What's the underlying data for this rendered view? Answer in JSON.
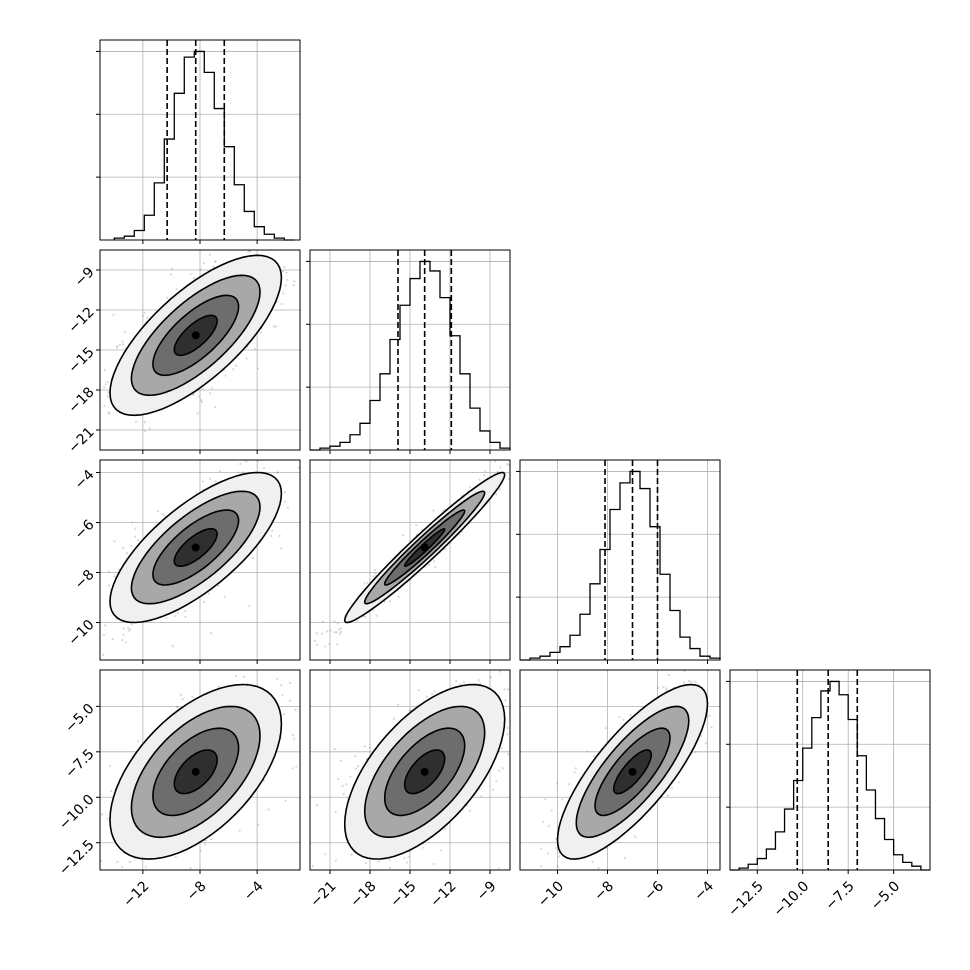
{
  "chart_data": {
    "type": "corner",
    "title": "",
    "n_params": 4,
    "grid_lines": true,
    "params": [
      {
        "index": 0,
        "axis_label": "",
        "range": [
          -15,
          -1
        ],
        "ticks": [
          -12,
          -8,
          -4
        ],
        "tick_labels": [
          "−12",
          "−8",
          "−4"
        ],
        "median": -8.3,
        "quantiles": [
          -10.3,
          -8.3,
          -6.3
        ],
        "histogram": {
          "edges": [
            -14.0,
            -13.3,
            -12.6,
            -11.9,
            -11.2,
            -10.5,
            -9.8,
            -9.1,
            -8.4,
            -7.7,
            -7.0,
            -6.3,
            -5.6,
            -4.9,
            -4.2,
            -3.5,
            -2.8,
            -2.1,
            -1.4
          ],
          "heights": [
            0.01,
            0.02,
            0.05,
            0.13,
            0.3,
            0.53,
            0.77,
            0.96,
            0.99,
            0.88,
            0.69,
            0.49,
            0.29,
            0.15,
            0.07,
            0.03,
            0.01,
            0.0
          ]
        }
      },
      {
        "index": 1,
        "axis_label": "",
        "range": [
          -22.5,
          -7.5
        ],
        "ticks": [
          -21,
          -18,
          -15,
          -12,
          -9
        ],
        "tick_labels": [
          "−21",
          "−18",
          "−15",
          "−12",
          "−9"
        ],
        "median": -13.9,
        "quantiles": [
          -15.9,
          -13.9,
          -11.9
        ],
        "histogram": {
          "edges": [
            -22.5,
            -21.75,
            -21.0,
            -20.25,
            -19.5,
            -18.75,
            -18.0,
            -17.25,
            -16.5,
            -15.75,
            -15.0,
            -14.25,
            -13.5,
            -12.75,
            -12.0,
            -11.25,
            -10.5,
            -9.75,
            -9.0,
            -8.25,
            -7.5
          ],
          "heights": [
            0.0,
            0.01,
            0.02,
            0.04,
            0.08,
            0.14,
            0.26,
            0.4,
            0.58,
            0.76,
            0.9,
            0.99,
            0.94,
            0.8,
            0.6,
            0.4,
            0.22,
            0.1,
            0.04,
            0.01
          ]
        }
      },
      {
        "index": 2,
        "axis_label": "",
        "range": [
          -11.5,
          -3.5
        ],
        "ticks": [
          -10,
          -8,
          -6,
          -4
        ],
        "tick_labels": [
          "−10",
          "−8",
          "−6",
          "−4"
        ],
        "median": -7.0,
        "quantiles": [
          -8.1,
          -7.0,
          -6.0
        ],
        "histogram": {
          "edges": [
            -11.5,
            -11.1,
            -10.7,
            -10.3,
            -9.9,
            -9.5,
            -9.1,
            -8.7,
            -8.3,
            -7.9,
            -7.5,
            -7.1,
            -6.7,
            -6.3,
            -5.9,
            -5.5,
            -5.1,
            -4.7,
            -4.3,
            -3.9,
            -3.5
          ],
          "heights": [
            0.0,
            0.01,
            0.02,
            0.04,
            0.07,
            0.13,
            0.24,
            0.4,
            0.58,
            0.79,
            0.93,
            0.99,
            0.9,
            0.7,
            0.45,
            0.26,
            0.12,
            0.06,
            0.02,
            0.01
          ]
        }
      },
      {
        "index": 3,
        "axis_label": "",
        "range": [
          -14,
          -3
        ],
        "ticks": [
          -12.5,
          -10.0,
          -7.5,
          -5.0
        ],
        "tick_labels": [
          "−12.5",
          "−10.0",
          "−7.5",
          "−5.0"
        ],
        "median": -8.6,
        "quantiles": [
          -10.3,
          -8.6,
          -7.0
        ],
        "histogram": {
          "edges": [
            -14.0,
            -13.5,
            -13.0,
            -12.5,
            -12.0,
            -11.5,
            -11.0,
            -10.5,
            -10.0,
            -9.5,
            -9.0,
            -8.5,
            -8.0,
            -7.5,
            -7.0,
            -6.5,
            -6.0,
            -5.5,
            -5.0,
            -4.5,
            -4.0,
            -3.5,
            -3.0
          ],
          "heights": [
            0.0,
            0.01,
            0.03,
            0.06,
            0.11,
            0.2,
            0.32,
            0.47,
            0.64,
            0.8,
            0.94,
            0.99,
            0.92,
            0.79,
            0.6,
            0.42,
            0.27,
            0.16,
            0.08,
            0.04,
            0.02,
            0.0
          ]
        }
      }
    ],
    "pairs": [
      {
        "row": 1,
        "col": 0,
        "center": [
          -8.3,
          -13.9
        ],
        "sigma": [
          3.0,
          3.0
        ],
        "correlation": 0.72,
        "n_points": 650
      },
      {
        "row": 2,
        "col": 0,
        "center": [
          -8.3,
          -7.0
        ],
        "sigma": [
          3.0,
          1.5
        ],
        "correlation": 0.72,
        "n_points": 650
      },
      {
        "row": 2,
        "col": 1,
        "center": [
          -13.9,
          -7.0
        ],
        "sigma": [
          3.0,
          1.5
        ],
        "correlation": 0.97,
        "n_points": 650
      },
      {
        "row": 3,
        "col": 0,
        "center": [
          -8.3,
          -8.6
        ],
        "sigma": [
          3.0,
          2.4
        ],
        "correlation": 0.55,
        "n_points": 650
      },
      {
        "row": 3,
        "col": 1,
        "center": [
          -13.9,
          -8.6
        ],
        "sigma": [
          3.0,
          2.4
        ],
        "correlation": 0.6,
        "n_points": 650
      },
      {
        "row": 3,
        "col": 2,
        "center": [
          -7.0,
          -8.6
        ],
        "sigma": [
          1.5,
          2.4
        ],
        "correlation": 0.78,
        "n_points": 650
      }
    ],
    "contour_levels_sigma": [
      0.5,
      1.0,
      1.5,
      2.0
    ],
    "contour_fills": [
      "#2f2f2f",
      "#6d6d6d",
      "#a8a8a8",
      "#f0f0f0"
    ]
  },
  "style": {
    "line_color": "#000000",
    "grid_color": "#b0b0b0",
    "scatter_color": "#8c8c8c",
    "background": "#ffffff"
  }
}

-- -- --

Give back the whole listing as it stands, minus its pictures.

What's the underlying data for this rendered view? Answer in JSON.
{
  "chart_data": {
    "type": "corner",
    "title": "",
    "n_params": 4,
    "grid_lines": true,
    "params": [
      {
        "index": 0,
        "axis_label": "",
        "range": [
          -15,
          -1
        ],
        "ticks": [
          -12,
          -8,
          -4
        ],
        "tick_labels": [
          "−12",
          "−8",
          "−4"
        ],
        "median": -8.3,
        "quantiles": [
          -10.3,
          -8.3,
          -6.3
        ],
        "histogram": {
          "edges": [
            -14.0,
            -13.3,
            -12.6,
            -11.9,
            -11.2,
            -10.5,
            -9.8,
            -9.1,
            -8.4,
            -7.7,
            -7.0,
            -6.3,
            -5.6,
            -4.9,
            -4.2,
            -3.5,
            -2.8,
            -2.1,
            -1.4
          ],
          "heights": [
            0.01,
            0.02,
            0.05,
            0.13,
            0.3,
            0.53,
            0.77,
            0.96,
            0.99,
            0.88,
            0.69,
            0.49,
            0.29,
            0.15,
            0.07,
            0.03,
            0.01,
            0.0
          ]
        }
      },
      {
        "index": 1,
        "axis_label": "",
        "range": [
          -22.5,
          -7.5
        ],
        "ticks": [
          -21,
          -18,
          -15,
          -12,
          -9
        ],
        "tick_labels": [
          "−21",
          "−18",
          "−15",
          "−12",
          "−9"
        ],
        "median": -13.9,
        "quantiles": [
          -15.9,
          -13.9,
          -11.9
        ],
        "histogram": {
          "edges": [
            -22.5,
            -21.75,
            -21.0,
            -20.25,
            -19.5,
            -18.75,
            -18.0,
            -17.25,
            -16.5,
            -15.75,
            -15.0,
            -14.25,
            -13.5,
            -12.75,
            -12.0,
            -11.25,
            -10.5,
            -9.75,
            -9.0,
            -8.25,
            -7.5
          ],
          "heights": [
            0.0,
            0.01,
            0.02,
            0.04,
            0.08,
            0.14,
            0.26,
            0.4,
            0.58,
            0.76,
            0.9,
            0.99,
            0.94,
            0.8,
            0.6,
            0.4,
            0.22,
            0.1,
            0.04,
            0.01
          ]
        }
      },
      {
        "index": 2,
        "axis_label": "",
        "range": [
          -11.5,
          -3.5
        ],
        "ticks": [
          -10,
          -8,
          -6,
          -4
        ],
        "tick_labels": [
          "−10",
          "−8",
          "−6",
          "−4"
        ],
        "median": -7.0,
        "quantiles": [
          -8.1,
          -7.0,
          -6.0
        ],
        "histogram": {
          "edges": [
            -11.5,
            -11.1,
            -10.7,
            -10.3,
            -9.9,
            -9.5,
            -9.1,
            -8.7,
            -8.3,
            -7.9,
            -7.5,
            -7.1,
            -6.7,
            -6.3,
            -5.9,
            -5.5,
            -5.1,
            -4.7,
            -4.3,
            -3.9,
            -3.5
          ],
          "heights": [
            0.0,
            0.01,
            0.02,
            0.04,
            0.07,
            0.13,
            0.24,
            0.4,
            0.58,
            0.79,
            0.93,
            0.99,
            0.9,
            0.7,
            0.45,
            0.26,
            0.12,
            0.06,
            0.02,
            0.01
          ]
        }
      },
      {
        "index": 3,
        "axis_label": "",
        "range": [
          -14,
          -3
        ],
        "ticks": [
          -12.5,
          -10.0,
          -7.5,
          -5.0
        ],
        "tick_labels": [
          "−12.5",
          "−10.0",
          "−7.5",
          "−5.0"
        ],
        "median": -8.6,
        "quantiles": [
          -10.3,
          -8.6,
          -7.0
        ],
        "histogram": {
          "edges": [
            -14.0,
            -13.5,
            -13.0,
            -12.5,
            -12.0,
            -11.5,
            -11.0,
            -10.5,
            -10.0,
            -9.5,
            -9.0,
            -8.5,
            -8.0,
            -7.5,
            -7.0,
            -6.5,
            -6.0,
            -5.5,
            -5.0,
            -4.5,
            -4.0,
            -3.5,
            -3.0
          ],
          "heights": [
            0.0,
            0.01,
            0.03,
            0.06,
            0.11,
            0.2,
            0.32,
            0.47,
            0.64,
            0.8,
            0.94,
            0.99,
            0.92,
            0.79,
            0.6,
            0.42,
            0.27,
            0.16,
            0.08,
            0.04,
            0.02,
            0.0
          ]
        }
      }
    ],
    "pairs": [
      {
        "row": 1,
        "col": 0,
        "center": [
          -8.3,
          -13.9
        ],
        "sigma": [
          3.0,
          3.0
        ],
        "correlation": 0.72,
        "n_points": 650
      },
      {
        "row": 2,
        "col": 0,
        "center": [
          -8.3,
          -7.0
        ],
        "sigma": [
          3.0,
          1.5
        ],
        "correlation": 0.72,
        "n_points": 650
      },
      {
        "row": 2,
        "col": 1,
        "center": [
          -13.9,
          -7.0
        ],
        "sigma": [
          3.0,
          1.5
        ],
        "correlation": 0.97,
        "n_points": 650
      },
      {
        "row": 3,
        "col": 0,
        "center": [
          -8.3,
          -8.6
        ],
        "sigma": [
          3.0,
          2.4
        ],
        "correlation": 0.55,
        "n_points": 650
      },
      {
        "row": 3,
        "col": 1,
        "center": [
          -13.9,
          -8.6
        ],
        "sigma": [
          3.0,
          2.4
        ],
        "correlation": 0.6,
        "n_points": 650
      },
      {
        "row": 3,
        "col": 2,
        "center": [
          -7.0,
          -8.6
        ],
        "sigma": [
          1.5,
          2.4
        ],
        "correlation": 0.78,
        "n_points": 650
      }
    ],
    "contour_levels_sigma": [
      0.5,
      1.0,
      1.5,
      2.0
    ],
    "contour_fills": [
      "#2f2f2f",
      "#6d6d6d",
      "#a8a8a8",
      "#f0f0f0"
    ]
  },
  "style": {
    "line_color": "#000000",
    "grid_color": "#b0b0b0",
    "scatter_color": "#8c8c8c",
    "background": "#ffffff"
  }
}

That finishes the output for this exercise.